◆ Job
Take the entries below and print all of them exactly, please.

********************

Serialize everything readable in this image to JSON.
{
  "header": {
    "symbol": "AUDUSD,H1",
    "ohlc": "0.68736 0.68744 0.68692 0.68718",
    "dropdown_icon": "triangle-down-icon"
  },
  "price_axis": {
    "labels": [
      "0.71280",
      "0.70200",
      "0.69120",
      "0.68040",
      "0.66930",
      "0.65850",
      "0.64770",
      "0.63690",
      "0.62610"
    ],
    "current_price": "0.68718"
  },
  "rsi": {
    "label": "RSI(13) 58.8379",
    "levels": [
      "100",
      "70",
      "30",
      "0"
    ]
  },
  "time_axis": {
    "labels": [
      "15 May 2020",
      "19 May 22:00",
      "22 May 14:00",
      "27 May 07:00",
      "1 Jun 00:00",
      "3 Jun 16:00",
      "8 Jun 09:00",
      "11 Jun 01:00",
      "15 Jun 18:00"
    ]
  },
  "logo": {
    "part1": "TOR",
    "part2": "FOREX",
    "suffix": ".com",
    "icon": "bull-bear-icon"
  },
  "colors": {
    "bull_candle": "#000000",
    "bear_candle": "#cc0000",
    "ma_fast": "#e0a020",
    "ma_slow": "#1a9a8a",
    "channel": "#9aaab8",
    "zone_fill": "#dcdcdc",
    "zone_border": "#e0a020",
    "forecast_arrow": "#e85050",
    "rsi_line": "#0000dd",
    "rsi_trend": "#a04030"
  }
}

********************

◆ Task solution
Serialize everything readable in this image to JSON.
{
  "header": {
    "symbol": "AUDUSD,H1",
    "ohlc": "0.68736 0.68744 0.68692 0.68718",
    "dropdown_icon": "triangle-down-icon"
  },
  "price_axis": {
    "labels": [
      "0.71280",
      "0.70200",
      "0.69120",
      "0.68040",
      "0.66930",
      "0.65850",
      "0.64770",
      "0.63690",
      "0.62610"
    ],
    "current_price": "0.68718"
  },
  "rsi": {
    "label": "RSI(13) 58.8379",
    "levels": [
      "100",
      "70",
      "30",
      "0"
    ]
  },
  "time_axis": {
    "labels": [
      "15 May 2020",
      "19 May 22:00",
      "22 May 14:00",
      "27 May 07:00",
      "1 Jun 00:00",
      "3 Jun 16:00",
      "8 Jun 09:00",
      "11 Jun 01:00",
      "15 Jun 18:00"
    ]
  },
  "logo": {
    "part1": "TOR",
    "part2": "FOREX",
    "suffix": ".com",
    "icon": "bull-bear-icon"
  },
  "colors": {
    "bull_candle": "#000000",
    "bear_candle": "#cc0000",
    "ma_fast": "#e0a020",
    "ma_slow": "#1a9a8a",
    "channel": "#9aaab8",
    "zone_fill": "#dcdcdc",
    "zone_border": "#e0a020",
    "forecast_arrow": "#e85050",
    "rsi_line": "#0000dd",
    "rsi_trend": "#a04030"
  }
}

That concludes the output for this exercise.